-- start Provided data --
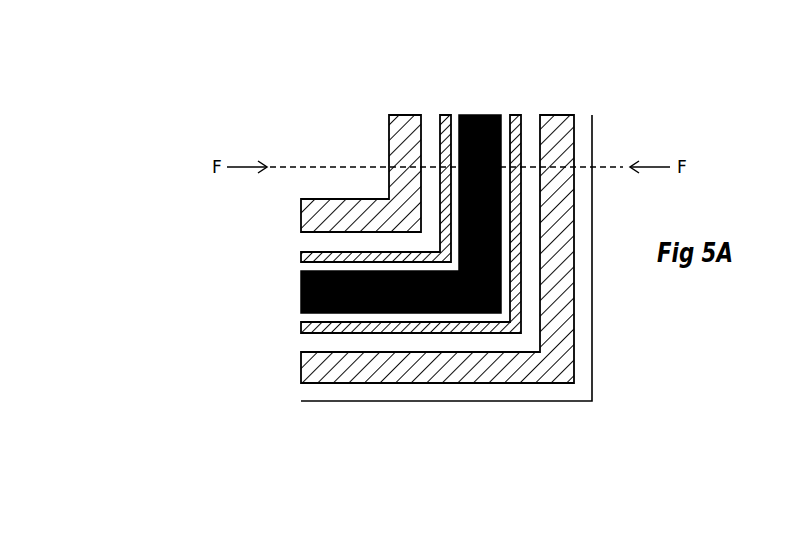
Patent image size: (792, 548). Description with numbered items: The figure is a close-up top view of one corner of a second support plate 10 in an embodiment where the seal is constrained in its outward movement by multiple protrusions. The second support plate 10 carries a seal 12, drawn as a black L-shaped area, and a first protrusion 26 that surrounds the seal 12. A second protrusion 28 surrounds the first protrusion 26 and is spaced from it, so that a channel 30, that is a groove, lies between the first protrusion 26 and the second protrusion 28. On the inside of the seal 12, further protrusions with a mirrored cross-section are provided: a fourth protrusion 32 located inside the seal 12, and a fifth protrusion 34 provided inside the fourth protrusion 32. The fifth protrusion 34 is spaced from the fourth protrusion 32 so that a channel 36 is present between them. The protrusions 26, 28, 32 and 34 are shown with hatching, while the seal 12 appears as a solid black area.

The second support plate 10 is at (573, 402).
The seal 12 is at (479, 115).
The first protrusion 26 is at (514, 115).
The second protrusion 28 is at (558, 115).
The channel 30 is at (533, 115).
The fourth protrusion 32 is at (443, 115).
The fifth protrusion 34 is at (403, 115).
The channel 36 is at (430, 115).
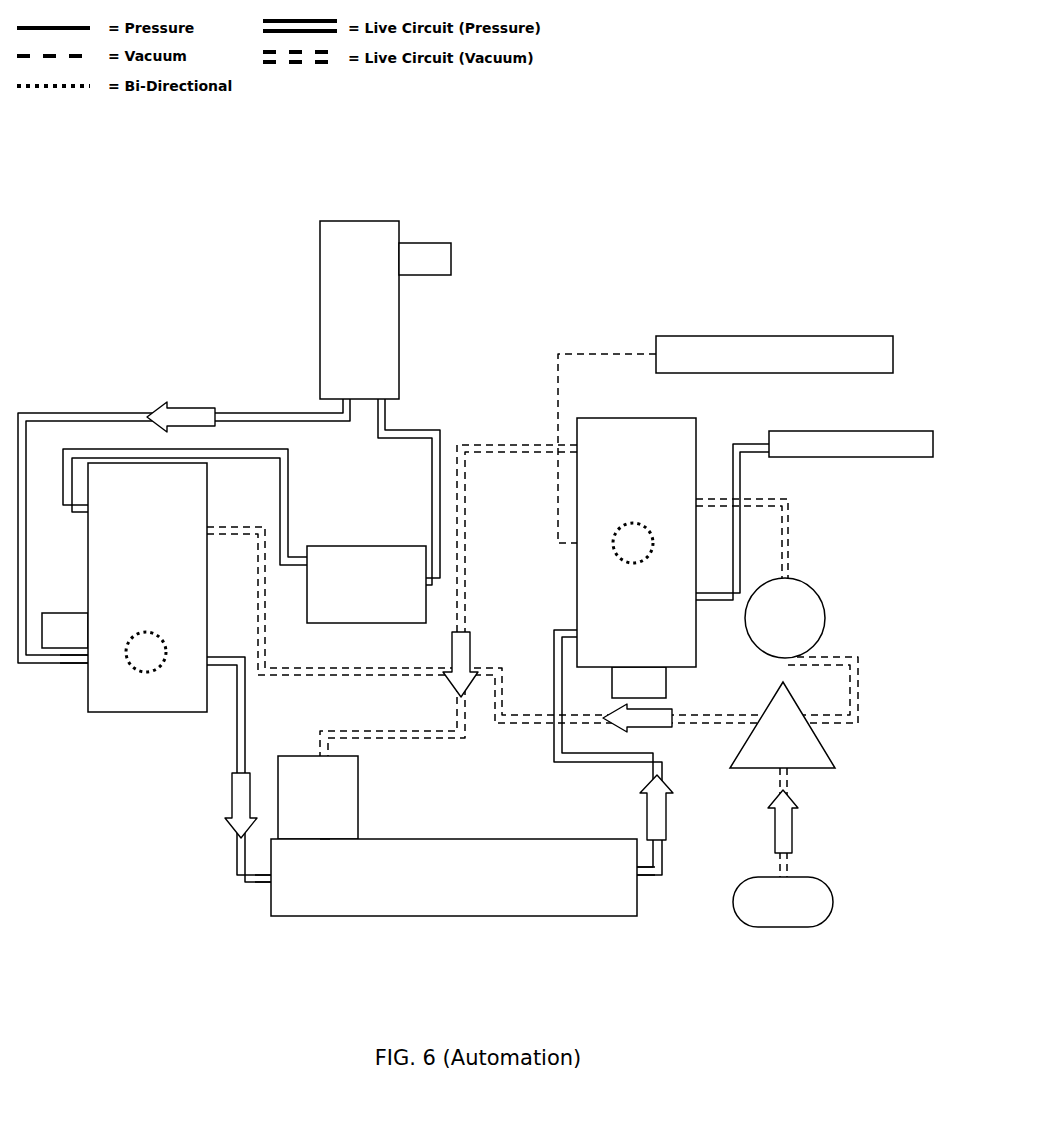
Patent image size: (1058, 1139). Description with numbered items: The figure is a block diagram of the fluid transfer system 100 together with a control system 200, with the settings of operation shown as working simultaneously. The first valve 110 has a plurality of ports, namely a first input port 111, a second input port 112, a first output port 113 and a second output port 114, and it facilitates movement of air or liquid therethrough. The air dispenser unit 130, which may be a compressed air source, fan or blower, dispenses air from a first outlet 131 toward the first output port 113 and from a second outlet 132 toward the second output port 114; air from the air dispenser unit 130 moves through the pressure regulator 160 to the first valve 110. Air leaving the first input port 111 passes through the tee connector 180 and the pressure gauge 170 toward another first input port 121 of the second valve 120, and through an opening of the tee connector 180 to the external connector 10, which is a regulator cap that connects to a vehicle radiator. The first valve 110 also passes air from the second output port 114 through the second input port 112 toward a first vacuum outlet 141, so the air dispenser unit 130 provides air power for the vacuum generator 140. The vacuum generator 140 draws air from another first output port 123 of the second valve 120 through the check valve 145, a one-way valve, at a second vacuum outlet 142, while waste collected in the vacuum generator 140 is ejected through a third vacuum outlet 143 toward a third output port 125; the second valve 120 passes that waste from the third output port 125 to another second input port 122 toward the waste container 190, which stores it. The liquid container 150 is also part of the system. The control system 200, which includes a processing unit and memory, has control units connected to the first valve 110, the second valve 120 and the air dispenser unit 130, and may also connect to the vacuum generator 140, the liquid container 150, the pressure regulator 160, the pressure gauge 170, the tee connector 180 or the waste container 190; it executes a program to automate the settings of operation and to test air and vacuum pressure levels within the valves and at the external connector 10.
-- end Provided data --
-- start Provided data --
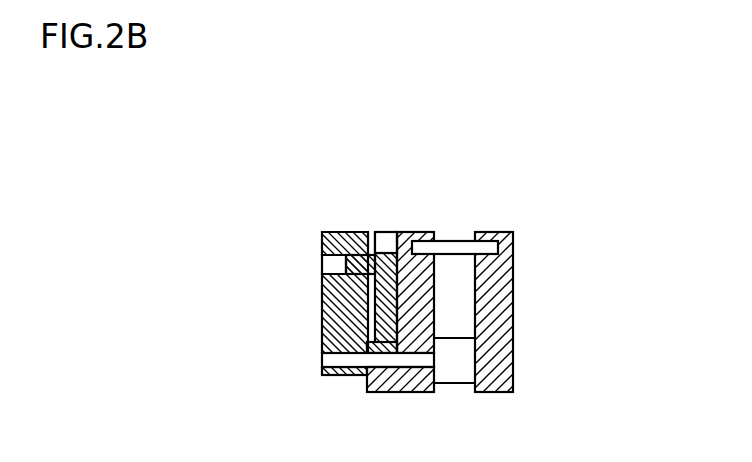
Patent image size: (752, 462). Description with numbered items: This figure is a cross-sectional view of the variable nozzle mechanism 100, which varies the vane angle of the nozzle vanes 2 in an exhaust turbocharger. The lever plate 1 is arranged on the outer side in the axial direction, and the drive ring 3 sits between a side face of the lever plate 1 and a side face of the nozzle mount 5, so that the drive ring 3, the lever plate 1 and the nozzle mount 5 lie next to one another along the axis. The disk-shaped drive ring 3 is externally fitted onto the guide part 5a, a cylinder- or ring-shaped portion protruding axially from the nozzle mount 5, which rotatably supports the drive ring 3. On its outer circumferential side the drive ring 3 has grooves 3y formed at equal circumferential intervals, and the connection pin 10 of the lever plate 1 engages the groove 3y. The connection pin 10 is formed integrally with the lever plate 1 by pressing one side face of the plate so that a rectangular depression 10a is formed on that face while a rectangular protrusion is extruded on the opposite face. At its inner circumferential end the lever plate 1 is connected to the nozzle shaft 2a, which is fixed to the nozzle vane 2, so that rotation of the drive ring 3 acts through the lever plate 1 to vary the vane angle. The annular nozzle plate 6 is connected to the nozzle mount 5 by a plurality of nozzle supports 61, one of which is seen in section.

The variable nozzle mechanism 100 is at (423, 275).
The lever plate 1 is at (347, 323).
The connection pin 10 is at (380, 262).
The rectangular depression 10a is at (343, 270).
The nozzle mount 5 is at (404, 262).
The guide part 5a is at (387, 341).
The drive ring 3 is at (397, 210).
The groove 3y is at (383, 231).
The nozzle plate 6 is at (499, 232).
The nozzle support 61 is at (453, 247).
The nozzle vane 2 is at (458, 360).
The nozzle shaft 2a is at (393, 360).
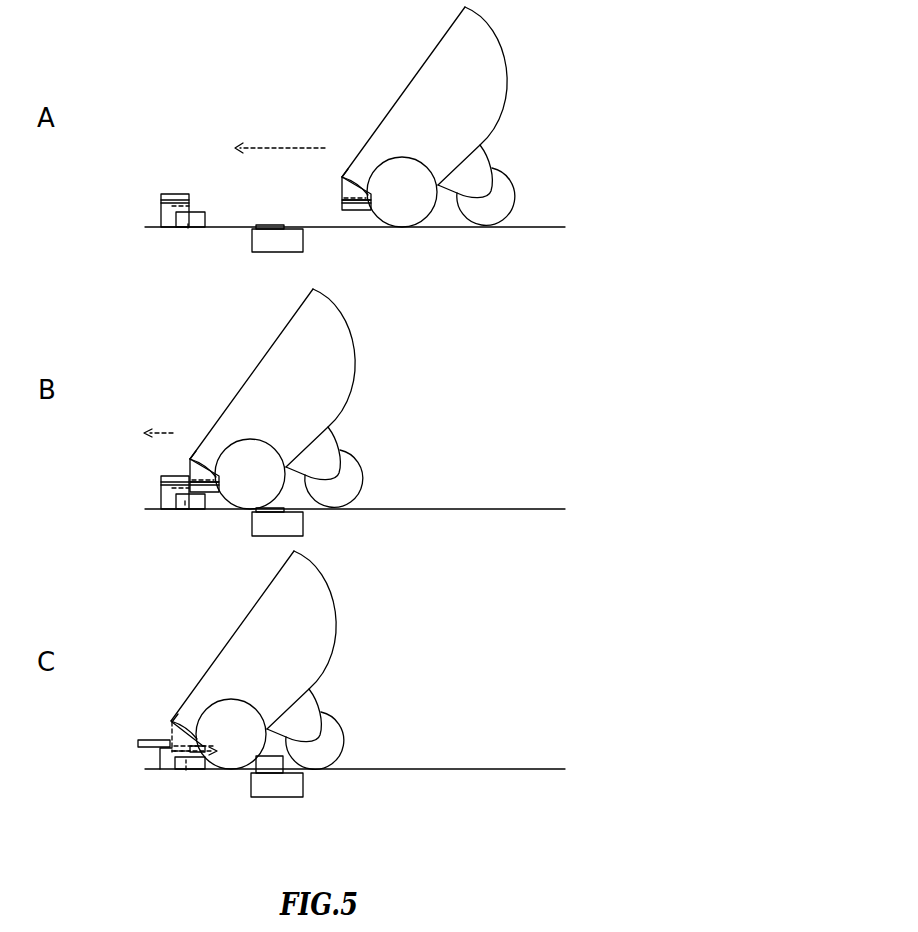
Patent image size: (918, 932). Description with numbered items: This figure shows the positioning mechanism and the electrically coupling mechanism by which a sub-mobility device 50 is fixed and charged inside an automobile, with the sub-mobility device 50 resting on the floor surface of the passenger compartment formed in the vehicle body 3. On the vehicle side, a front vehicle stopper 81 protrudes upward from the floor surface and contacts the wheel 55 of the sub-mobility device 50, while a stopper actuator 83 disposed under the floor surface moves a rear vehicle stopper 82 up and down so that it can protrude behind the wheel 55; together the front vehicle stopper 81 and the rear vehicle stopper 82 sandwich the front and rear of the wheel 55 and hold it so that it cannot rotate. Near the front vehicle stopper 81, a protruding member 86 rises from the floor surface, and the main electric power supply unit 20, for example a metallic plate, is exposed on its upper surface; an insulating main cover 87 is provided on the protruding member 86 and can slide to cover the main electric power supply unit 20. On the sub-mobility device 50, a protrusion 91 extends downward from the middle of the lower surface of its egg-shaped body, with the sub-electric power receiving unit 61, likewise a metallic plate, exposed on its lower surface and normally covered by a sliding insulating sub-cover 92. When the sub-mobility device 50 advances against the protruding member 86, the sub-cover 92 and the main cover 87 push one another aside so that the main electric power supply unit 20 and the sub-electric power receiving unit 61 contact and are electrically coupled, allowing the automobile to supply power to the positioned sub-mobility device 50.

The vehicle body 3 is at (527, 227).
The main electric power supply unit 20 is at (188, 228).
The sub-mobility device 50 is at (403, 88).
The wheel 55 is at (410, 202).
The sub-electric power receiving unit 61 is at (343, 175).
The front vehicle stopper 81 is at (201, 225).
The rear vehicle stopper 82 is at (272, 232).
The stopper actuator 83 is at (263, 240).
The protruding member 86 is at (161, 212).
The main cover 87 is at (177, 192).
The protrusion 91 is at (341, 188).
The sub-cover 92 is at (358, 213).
-- end Provided data --
-- start Provided data --
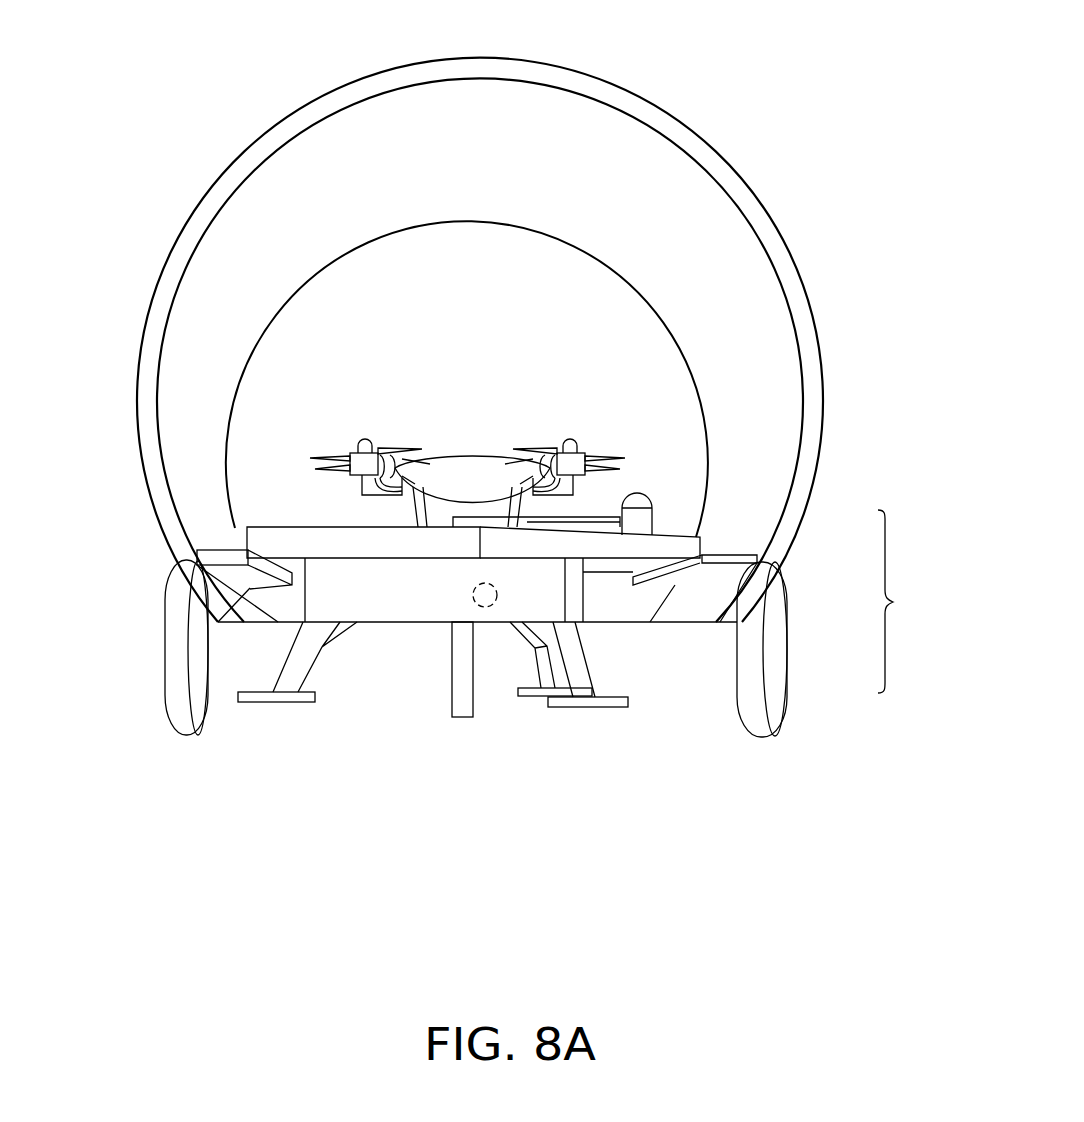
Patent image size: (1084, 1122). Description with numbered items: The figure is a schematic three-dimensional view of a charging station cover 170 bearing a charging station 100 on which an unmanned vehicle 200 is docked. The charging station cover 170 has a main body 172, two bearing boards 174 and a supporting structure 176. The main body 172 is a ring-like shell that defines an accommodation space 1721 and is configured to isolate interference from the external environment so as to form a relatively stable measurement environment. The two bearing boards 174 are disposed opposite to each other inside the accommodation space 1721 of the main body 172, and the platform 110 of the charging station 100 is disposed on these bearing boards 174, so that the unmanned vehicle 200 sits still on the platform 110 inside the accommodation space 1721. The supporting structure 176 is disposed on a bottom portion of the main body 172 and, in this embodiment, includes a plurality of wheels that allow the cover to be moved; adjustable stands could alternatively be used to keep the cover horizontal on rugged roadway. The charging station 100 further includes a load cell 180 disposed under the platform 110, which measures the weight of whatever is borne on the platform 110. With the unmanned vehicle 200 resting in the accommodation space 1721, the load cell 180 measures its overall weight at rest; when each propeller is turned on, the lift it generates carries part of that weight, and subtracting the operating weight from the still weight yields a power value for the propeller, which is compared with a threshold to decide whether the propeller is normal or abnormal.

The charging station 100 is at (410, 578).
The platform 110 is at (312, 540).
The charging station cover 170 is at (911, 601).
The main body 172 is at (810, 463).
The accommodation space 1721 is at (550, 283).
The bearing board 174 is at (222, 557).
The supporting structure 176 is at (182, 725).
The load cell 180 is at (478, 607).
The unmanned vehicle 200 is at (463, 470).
-- end Provided data --
Show every line of the records that contains the word "fourth", matching its case.

Output of the task:
Patent image size: (792, 548). Description with numbered items: The figure is a close-up top view of one corner of a second support plate 10 in an embodiment where the seal is constrained in its outward movement by multiple protrusions. The second support plate 10 carries a seal 12, drawn as a black L-shaped area, and a first protrusion 26 that surrounds the seal 12. A second protrusion 28 surrounds the first protrusion 26 and is spaced from it, so that a channel 30, that is a groove, lies between the first protrusion 26 and the second protrusion 28. On the inside of the seal 12, further protrusions with a mirrored cross-section are provided: a fourth protrusion 32 located inside the seal 12, and a fifth protrusion 34 provided inside the fourth protrusion 32. The fifth protrusion 34 is spaced from the fourth protrusion 32 so that a channel 36 is present between them. The protrusions 26, 28, 32 and 34 are shown with hatching, while the seal 12 appears as a solid black area.
The fourth protrusion 32 is at (443, 115).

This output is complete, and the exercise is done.